DATA IN THIS EXERCISE ->
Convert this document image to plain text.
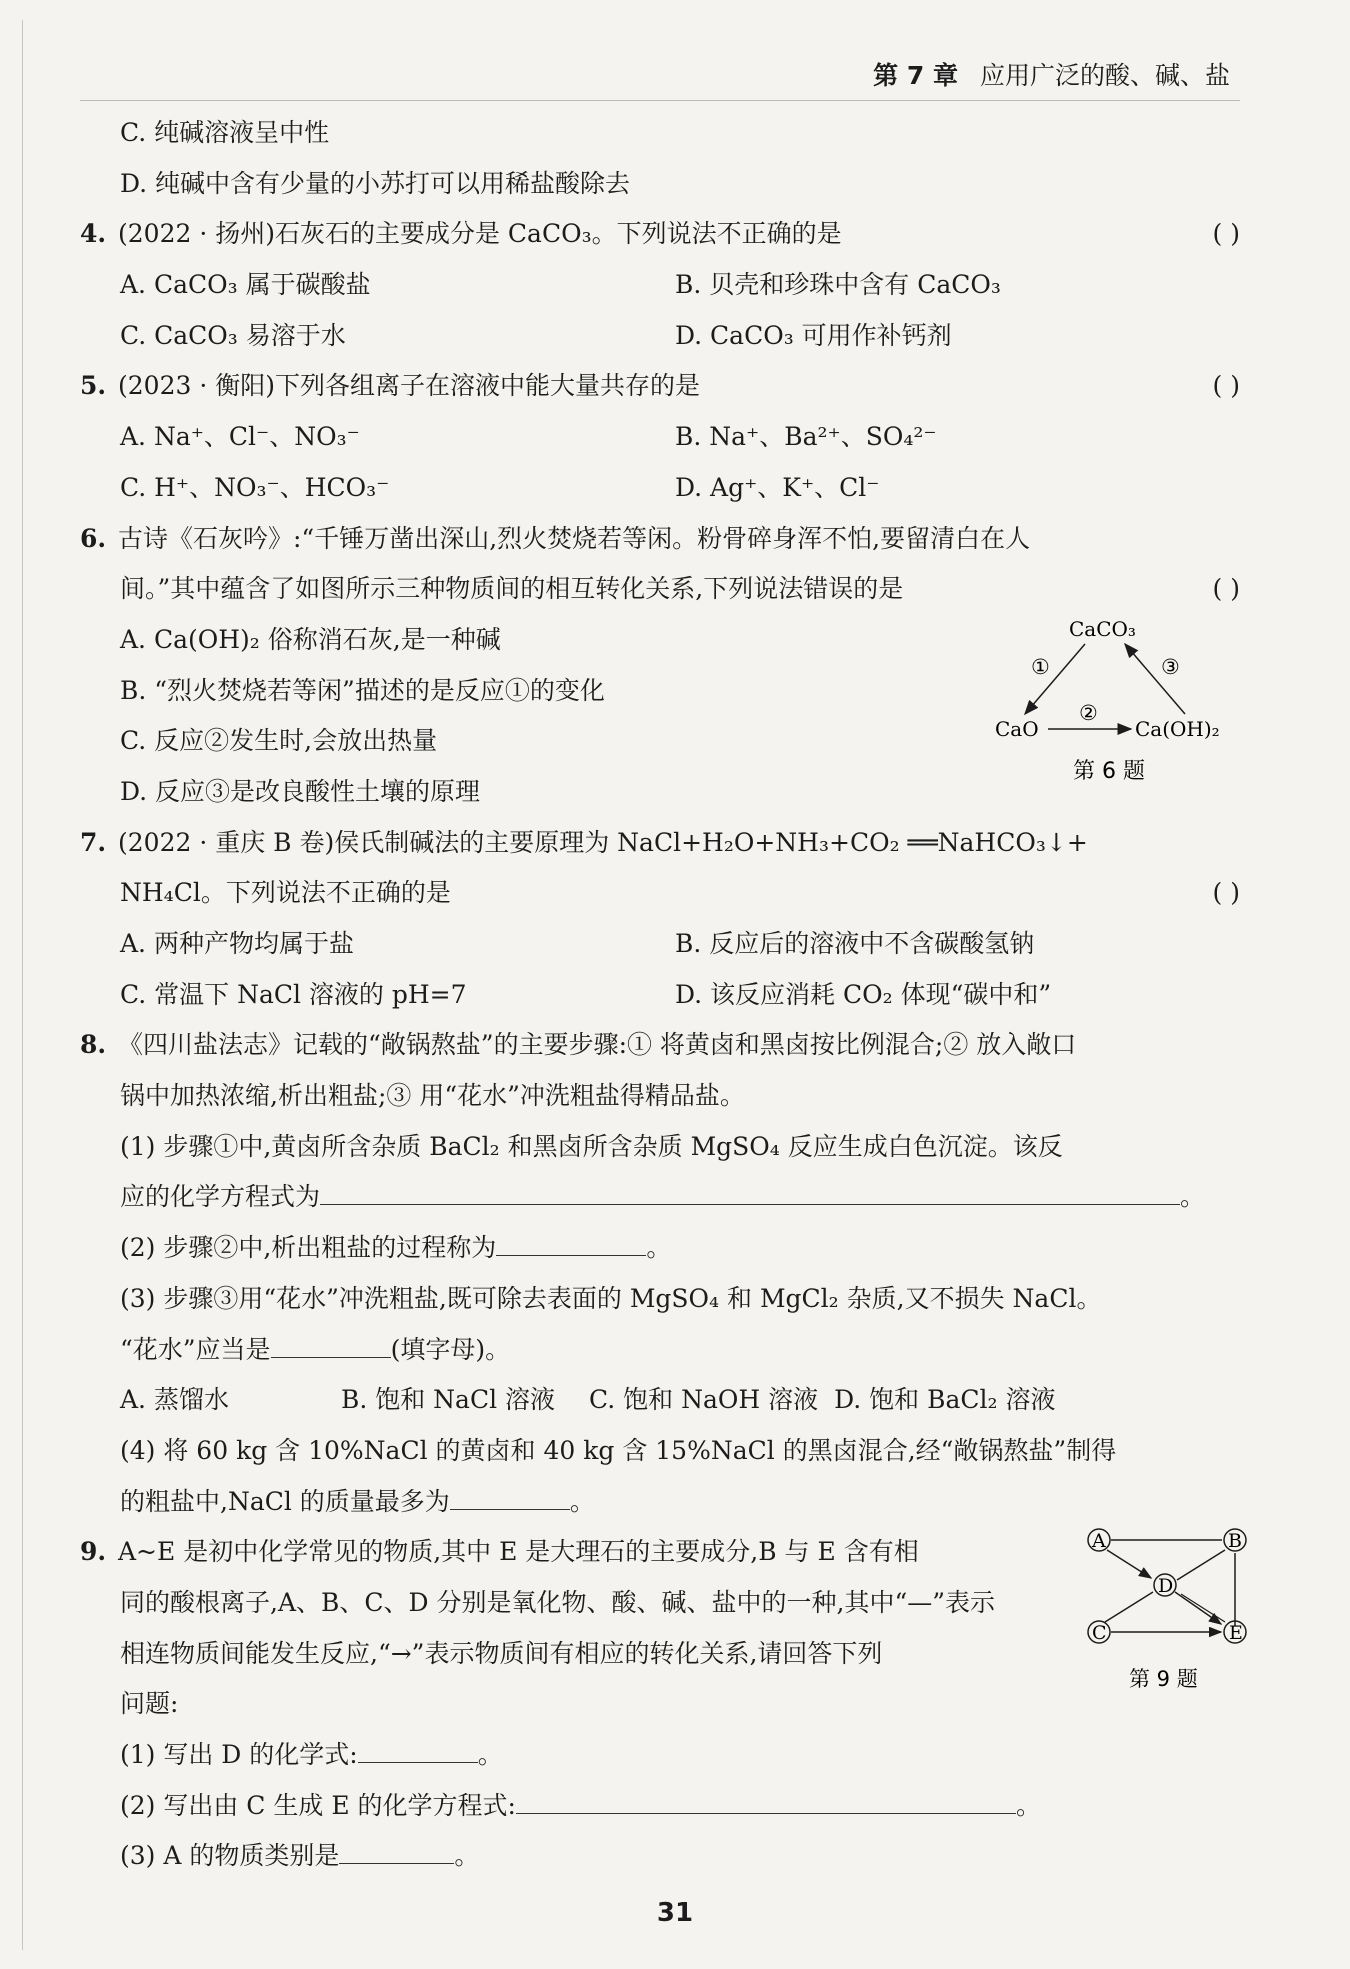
第 7 章 应用广泛的酸、碱、盐
C. 纯碱溶液呈中性
D. 纯碱中含有少量的小苏打可以用稀盐酸除去
4. (2022 · 扬州)石灰石的主要成分是 CaCO₃。下列说法不正确的是	( )
A. CaCO₃ 属于碳酸盐	B. 贝壳和珍珠中含有 CaCO₃
C. CaCO₃ 易溶于水	D. CaCO₃ 可用作补钙剂
5. (2023 · 衡阳)下列各组离子在溶液中能大量共存的是	( )
A. Na⁺、Cl⁻、NO₃⁻	B. Na⁺、Ba²⁺、SO₄²⁻
C. H⁺、NO₃⁻、HCO₃⁻	D. Ag⁺、K⁺、Cl⁻
6. 古诗《石灰吟》:“千锤万凿出深山,烈火焚烧若等闲。粉骨碎身浑不怕,要留清白在人
间。”其中蕴含了如图所示三种物质间的相互转化关系,下列说法错误的是	( )
A. Ca(OH)₂ 俗称消石灰,是一种碱
B. “烈火焚烧若等闲”描述的是反应①的变化
C. 反应②发生时,会放出热量
D. 反应③是改良酸性土壤的原理
7. (2022 · 重庆 B 卷)侯氏制碱法的主要原理为 NaCl+H₂O+NH₃+CO₂ ══NaHCO₃↓+
NH₄Cl。下列说法不正确的是	( )
A. 两种产物均属于盐	B. 反应后的溶液中不含碳酸氢钠
C. 常温下 NaCl 溶液的 pH=7	D. 该反应消耗 CO₂ 体现“碳中和”
8. 《四川盐法志》记载的“敞锅熬盐”的主要步骤:① 将黄卤和黑卤按比例混合;② 放入敞口
锅中加热浓缩,析出粗盐;③ 用“花水”冲洗粗盐得精品盐。
(1) 步骤①中,黄卤所含杂质 BaCl₂ 和黑卤所含杂质 MgSO₄ 反应生成白色沉淀。该反
应的化学方程式为	。
(2) 步骤②中,析出粗盐的过程称为	。
(3) 步骤③用“花水”冲洗粗盐,既可除去表面的 MgSO₄ 和 MgCl₂ 杂质,又不损失 NaCl。
“花水”应当是	(填字母)。
A. 蒸馏水	B. 饱和 NaCl 溶液 C. 饱和 NaOH 溶液 D. 饱和 BaCl₂ 溶液
(4) 将 60 kg 含 10%NaCl 的黄卤和 40 kg 含 15%NaCl 的黑卤混合,经“敞锅熬盐”制得
的粗盐中,NaCl 的质量最多为	。
9. A~E 是初中化学常见的物质,其中 E 是大理石的主要成分,B 与 E 含有相
同的酸根离子,A、B、C、D 分别是氧化物、酸、碱、盐中的一种,其中“—”表示
相连物质间能发生反应,“→”表示物质间有相应的转化关系,请回答下列
问题:
(1) 写出 D 的化学式:	。
(2) 写出由 C 生成 E 的化学方程式:	。
(3) A 的物质类别是	。
CaCO₃
CaO	Ca(OH)₂
①
②
③
第 6 题
A	B
D
C	E
第 9 题
31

EXERCISE TASK ->
The listing above must be printed again exactly, minus its pictures.

WRITTEN RESPONSE ->
Convert this document image to plain text.
第 7 章 应用广泛的酸、碱、盐
C. 纯碱溶液呈中性
D. 纯碱中含有少量的小苏打可以用稀盐酸除去
4. (2022 · 扬州)石灰石的主要成分是 CaCO₃。下列说法不正确的是	( )
A. CaCO₃ 属于碳酸盐	B. 贝壳和珍珠中含有 CaCO₃
C. CaCO₃ 易溶于水	D. CaCO₃ 可用作补钙剂
5. (2023 · 衡阳)下列各组离子在溶液中能大量共存的是	( )
A. Na⁺、Cl⁻、NO₃⁻	B. Na⁺、Ba²⁺、SO₄²⁻
C. H⁺、NO₃⁻、HCO₃⁻	D. Ag⁺、K⁺、Cl⁻
6. 古诗《石灰吟》:“千锤万凿出深山,烈火焚烧若等闲。粉骨碎身浑不怕,要留清白在人
间。”其中蕴含了如图所示三种物质间的相互转化关系,下列说法错误的是	( )
A. Ca(OH)₂ 俗称消石灰,是一种碱
B. “烈火焚烧若等闲”描述的是反应①的变化
C. 反应②发生时,会放出热量
D. 反应③是改良酸性土壤的原理
7. (2022 · 重庆 B 卷)侯氏制碱法的主要原理为 NaCl+H₂O+NH₃+CO₂ ══NaHCO₃↓+
NH₄Cl。下列说法不正确的是	( )
A. 两种产物均属于盐	B. 反应后的溶液中不含碳酸氢钠
C. 常温下 NaCl 溶液的 pH=7	D. 该反应消耗 CO₂ 体现“碳中和”
8. 《四川盐法志》记载的“敞锅熬盐”的主要步骤:① 将黄卤和黑卤按比例混合;② 放入敞口
锅中加热浓缩,析出粗盐;③ 用“花水”冲洗粗盐得精品盐。
(1) 步骤①中,黄卤所含杂质 BaCl₂ 和黑卤所含杂质 MgSO₄ 反应生成白色沉淀。该反
应的化学方程式为	。
(2) 步骤②中,析出粗盐的过程称为	。
(3) 步骤③用“花水”冲洗粗盐,既可除去表面的 MgSO₄ 和 MgCl₂ 杂质,又不损失 NaCl。
“花水”应当是	(填字母)。
A. 蒸馏水	B. 饱和 NaCl 溶液 C. 饱和 NaOH 溶液 D. 饱和 BaCl₂ 溶液
(4) 将 60 kg 含 10%NaCl 的黄卤和 40 kg 含 15%NaCl 的黑卤混合,经“敞锅熬盐”制得
的粗盐中,NaCl 的质量最多为	。
9. A~E 是初中化学常见的物质,其中 E 是大理石的主要成分,B 与 E 含有相
同的酸根离子,A、B、C、D 分别是氧化物、酸、碱、盐中的一种,其中“—”表示
相连物质间能发生反应,“→”表示物质间有相应的转化关系,请回答下列
问题:
(1) 写出 D 的化学式:	。
(2) 写出由 C 生成 E 的化学方程式:	。
(3) A 的物质类别是	。
CaCO₃
CaO	Ca(OH)₂
①
②
③
第 6 题
A	B
D
C	E
第 9 题
31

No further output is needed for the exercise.